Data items

=-=-=-=-=

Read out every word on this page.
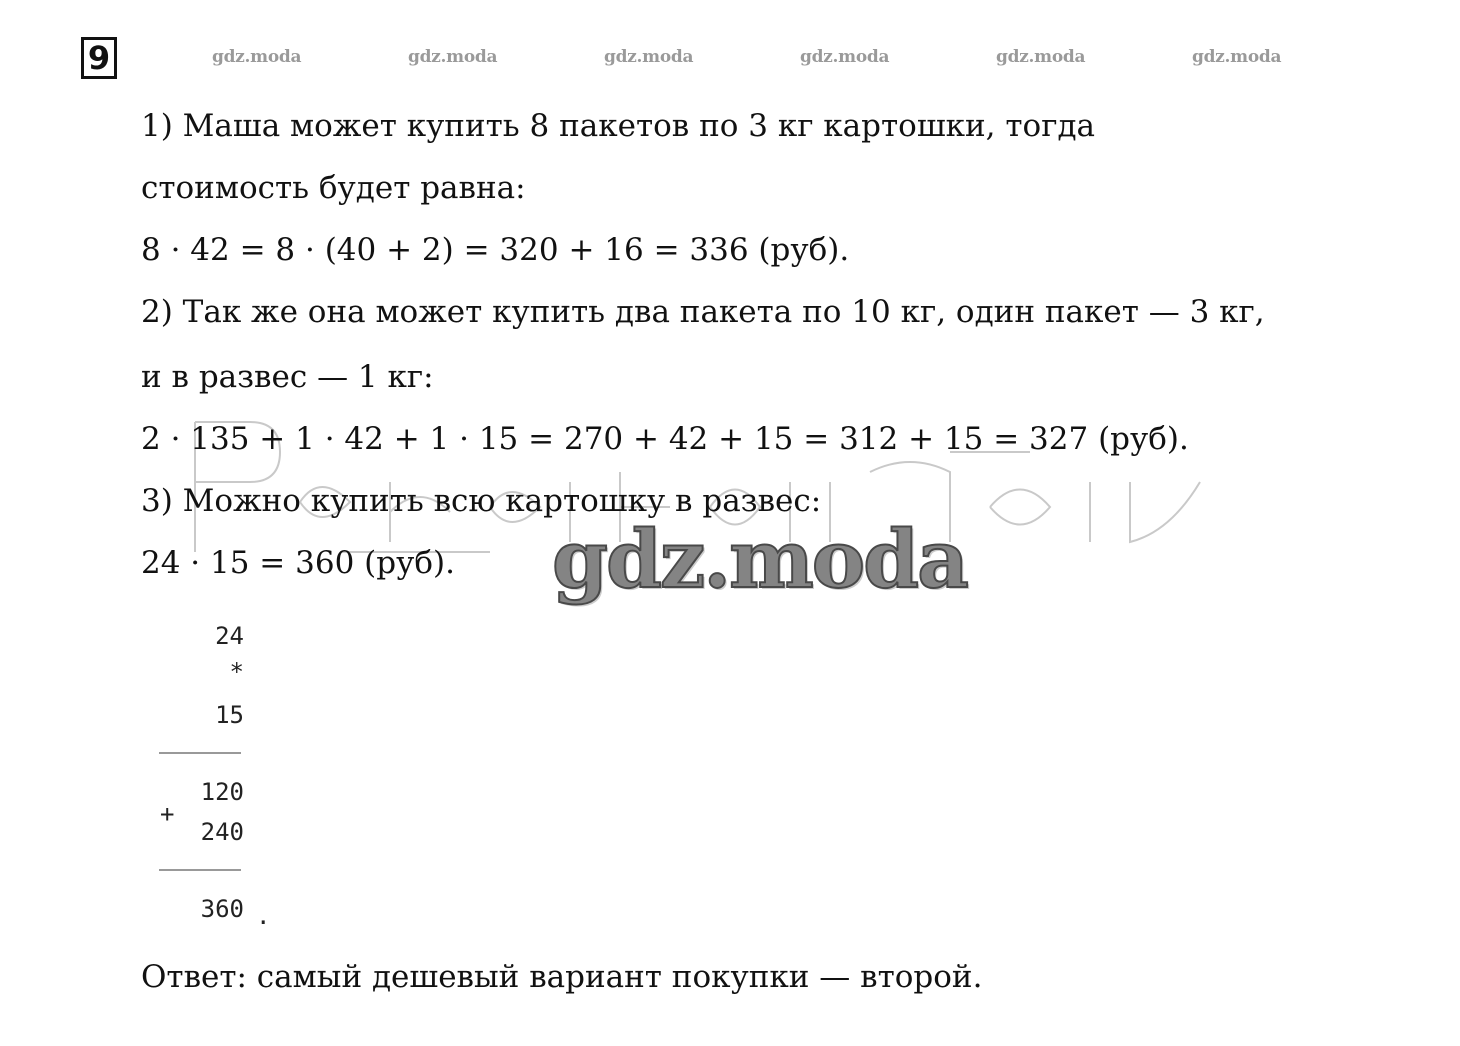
9	gdz.moda	gdz.moda	gdz.moda	gdz.moda	gdz.moda	gdz.moda
1) Маша может купить 8 пакетов по 3 кг картошки, тогда
стоимость будет равна:
8 · 42 = 8 · (40 + 2) = 320 + 16 = 336 (руб).
2) Так же она может купить два пакета по 10 кг, один пакет — 3 кг,
и в развес — 1 кг:
2 · 135 + 1 · 42 + 1 · 15 = 270 + 42 + 15 = 312 + 15 = 327 (руб).
3) Можно купить всю картошку в развес:
24 · 15 = 360 (руб). gdz.moda
24
*
15
+
120
240
360 .
Ответ: самый дешевый вариант покупки — второй.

=-=-=-=-=

* [PROBLEM DESCRIPTION]: Print the entries above exactly, taking out only the pictures.

* [FULL RESPONSE]:
Read out every word on this page.
9	gdz.moda	gdz.moda	gdz.moda	gdz.moda	gdz.moda	gdz.moda
1) Маша может купить 8 пакетов по 3 кг картошки, тогда
стоимость будет равна:
8 · 42 = 8 · (40 + 2) = 320 + 16 = 336 (руб).
2) Так же она может купить два пакета по 10 кг, один пакет — 3 кг,
и в развес — 1 кг:
2 · 135 + 1 · 42 + 1 · 15 = 270 + 42 + 15 = 312 + 15 = 327 (руб).
3) Можно купить всю картошку в развес:
24 · 15 = 360 (руб). gdz.moda
24
*
15
+
120
240
360 .
Ответ: самый дешевый вариант покупки — второй.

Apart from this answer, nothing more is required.